##### RECORD LIST

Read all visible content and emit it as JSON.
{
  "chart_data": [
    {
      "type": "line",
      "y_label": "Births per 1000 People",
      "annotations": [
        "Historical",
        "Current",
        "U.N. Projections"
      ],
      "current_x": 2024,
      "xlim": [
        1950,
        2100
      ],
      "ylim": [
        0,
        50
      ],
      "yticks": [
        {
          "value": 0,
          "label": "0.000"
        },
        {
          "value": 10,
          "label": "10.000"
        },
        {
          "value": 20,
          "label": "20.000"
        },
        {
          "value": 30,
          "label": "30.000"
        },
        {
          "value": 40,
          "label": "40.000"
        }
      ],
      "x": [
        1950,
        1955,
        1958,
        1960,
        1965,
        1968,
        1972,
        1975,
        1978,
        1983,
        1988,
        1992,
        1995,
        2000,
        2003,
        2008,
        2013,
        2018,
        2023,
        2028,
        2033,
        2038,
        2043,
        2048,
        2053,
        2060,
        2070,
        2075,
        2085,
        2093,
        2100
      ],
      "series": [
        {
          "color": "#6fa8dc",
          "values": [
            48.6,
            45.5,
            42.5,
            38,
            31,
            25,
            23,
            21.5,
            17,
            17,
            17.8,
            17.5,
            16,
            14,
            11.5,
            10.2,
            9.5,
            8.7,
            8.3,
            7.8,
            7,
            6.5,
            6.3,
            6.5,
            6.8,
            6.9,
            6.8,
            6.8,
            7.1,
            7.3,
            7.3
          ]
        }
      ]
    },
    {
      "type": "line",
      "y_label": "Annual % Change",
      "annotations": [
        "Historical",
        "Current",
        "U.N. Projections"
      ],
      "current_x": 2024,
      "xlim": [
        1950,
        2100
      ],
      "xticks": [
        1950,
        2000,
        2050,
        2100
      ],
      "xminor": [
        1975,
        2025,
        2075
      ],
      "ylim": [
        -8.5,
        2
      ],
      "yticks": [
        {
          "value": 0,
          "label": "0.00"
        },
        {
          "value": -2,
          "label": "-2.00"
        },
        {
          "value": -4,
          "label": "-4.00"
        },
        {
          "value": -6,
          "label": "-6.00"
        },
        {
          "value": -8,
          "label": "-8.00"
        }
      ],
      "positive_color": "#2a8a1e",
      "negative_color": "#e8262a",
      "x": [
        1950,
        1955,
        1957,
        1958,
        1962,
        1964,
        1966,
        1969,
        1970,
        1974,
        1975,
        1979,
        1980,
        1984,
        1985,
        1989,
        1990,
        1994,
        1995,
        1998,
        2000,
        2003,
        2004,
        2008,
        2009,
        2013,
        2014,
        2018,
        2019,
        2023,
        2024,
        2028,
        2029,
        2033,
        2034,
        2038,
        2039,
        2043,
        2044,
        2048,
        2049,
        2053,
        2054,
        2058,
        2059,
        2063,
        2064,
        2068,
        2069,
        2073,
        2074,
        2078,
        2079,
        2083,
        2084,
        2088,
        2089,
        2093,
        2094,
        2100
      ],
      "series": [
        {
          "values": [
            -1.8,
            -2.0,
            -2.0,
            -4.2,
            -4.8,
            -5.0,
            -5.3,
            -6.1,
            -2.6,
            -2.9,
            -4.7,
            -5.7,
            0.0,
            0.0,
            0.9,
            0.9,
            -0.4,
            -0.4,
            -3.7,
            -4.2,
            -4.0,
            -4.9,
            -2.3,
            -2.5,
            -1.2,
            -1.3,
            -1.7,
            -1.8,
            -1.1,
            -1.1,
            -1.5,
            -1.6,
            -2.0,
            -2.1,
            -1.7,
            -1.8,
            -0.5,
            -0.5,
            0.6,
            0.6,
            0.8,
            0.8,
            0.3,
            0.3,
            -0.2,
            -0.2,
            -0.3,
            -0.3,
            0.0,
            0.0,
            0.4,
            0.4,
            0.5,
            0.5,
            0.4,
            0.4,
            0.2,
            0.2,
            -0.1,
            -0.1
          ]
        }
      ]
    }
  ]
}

##########

Recite the full listing above exactly.

REPLY ->
Read all visible content and emit it as JSON.
{
  "chart_data": [
    {
      "type": "line",
      "y_label": "Births per 1000 People",
      "annotations": [
        "Historical",
        "Current",
        "U.N. Projections"
      ],
      "current_x": 2024,
      "xlim": [
        1950,
        2100
      ],
      "ylim": [
        0,
        50
      ],
      "yticks": [
        {
          "value": 0,
          "label": "0.000"
        },
        {
          "value": 10,
          "label": "10.000"
        },
        {
          "value": 20,
          "label": "20.000"
        },
        {
          "value": 30,
          "label": "30.000"
        },
        {
          "value": 40,
          "label": "40.000"
        }
      ],
      "x": [
        1950,
        1955,
        1958,
        1960,
        1965,
        1968,
        1972,
        1975,
        1978,
        1983,
        1988,
        1992,
        1995,
        2000,
        2003,
        2008,
        2013,
        2018,
        2023,
        2028,
        2033,
        2038,
        2043,
        2048,
        2053,
        2060,
        2070,
        2075,
        2085,
        2093,
        2100
      ],
      "series": [
        {
          "color": "#6fa8dc",
          "values": [
            48.6,
            45.5,
            42.5,
            38,
            31,
            25,
            23,
            21.5,
            17,
            17,
            17.8,
            17.5,
            16,
            14,
            11.5,
            10.2,
            9.5,
            8.7,
            8.3,
            7.8,
            7,
            6.5,
            6.3,
            6.5,
            6.8,
            6.9,
            6.8,
            6.8,
            7.1,
            7.3,
            7.3
          ]
        }
      ]
    },
    {
      "type": "line",
      "y_label": "Annual % Change",
      "annotations": [
        "Historical",
        "Current",
        "U.N. Projections"
      ],
      "current_x": 2024,
      "xlim": [
        1950,
        2100
      ],
      "xticks": [
        1950,
        2000,
        2050,
        2100
      ],
      "xminor": [
        1975,
        2025,
        2075
      ],
      "ylim": [
        -8.5,
        2
      ],
      "yticks": [
        {
          "value": 0,
          "label": "0.00"
        },
        {
          "value": -2,
          "label": "-2.00"
        },
        {
          "value": -4,
          "label": "-4.00"
        },
        {
          "value": -6,
          "label": "-6.00"
        },
        {
          "value": -8,
          "label": "-8.00"
        }
      ],
      "positive_color": "#2a8a1e",
      "negative_color": "#e8262a",
      "x": [
        1950,
        1955,
        1957,
        1958,
        1962,
        1964,
        1966,
        1969,
        1970,
        1974,
        1975,
        1979,
        1980,
        1984,
        1985,
        1989,
        1990,
        1994,
        1995,
        1998,
        2000,
        2003,
        2004,
        2008,
        2009,
        2013,
        2014,
        2018,
        2019,
        2023,
        2024,
        2028,
        2029,
        2033,
        2034,
        2038,
        2039,
        2043,
        2044,
        2048,
        2049,
        2053,
        2054,
        2058,
        2059,
        2063,
        2064,
        2068,
        2069,
        2073,
        2074,
        2078,
        2079,
        2083,
        2084,
        2088,
        2089,
        2093,
        2094,
        2100
      ],
      "series": [
        {
          "values": [
            -1.8,
            -2.0,
            -2.0,
            -4.2,
            -4.8,
            -5.0,
            -5.3,
            -6.1,
            -2.6,
            -2.9,
            -4.7,
            -5.7,
            0.0,
            0.0,
            0.9,
            0.9,
            -0.4,
            -0.4,
            -3.7,
            -4.2,
            -4.0,
            -4.9,
            -2.3,
            -2.5,
            -1.2,
            -1.3,
            -1.7,
            -1.8,
            -1.1,
            -1.1,
            -1.5,
            -1.6,
            -2.0,
            -2.1,
            -1.7,
            -1.8,
            -0.5,
            -0.5,
            0.6,
            0.6,
            0.8,
            0.8,
            0.3,
            0.3,
            -0.2,
            -0.2,
            -0.3,
            -0.3,
            0.0,
            0.0,
            0.4,
            0.4,
            0.5,
            0.5,
            0.4,
            0.4,
            0.2,
            0.2,
            -0.1,
            -0.1
          ]
        }
      ]
    }
  ]
}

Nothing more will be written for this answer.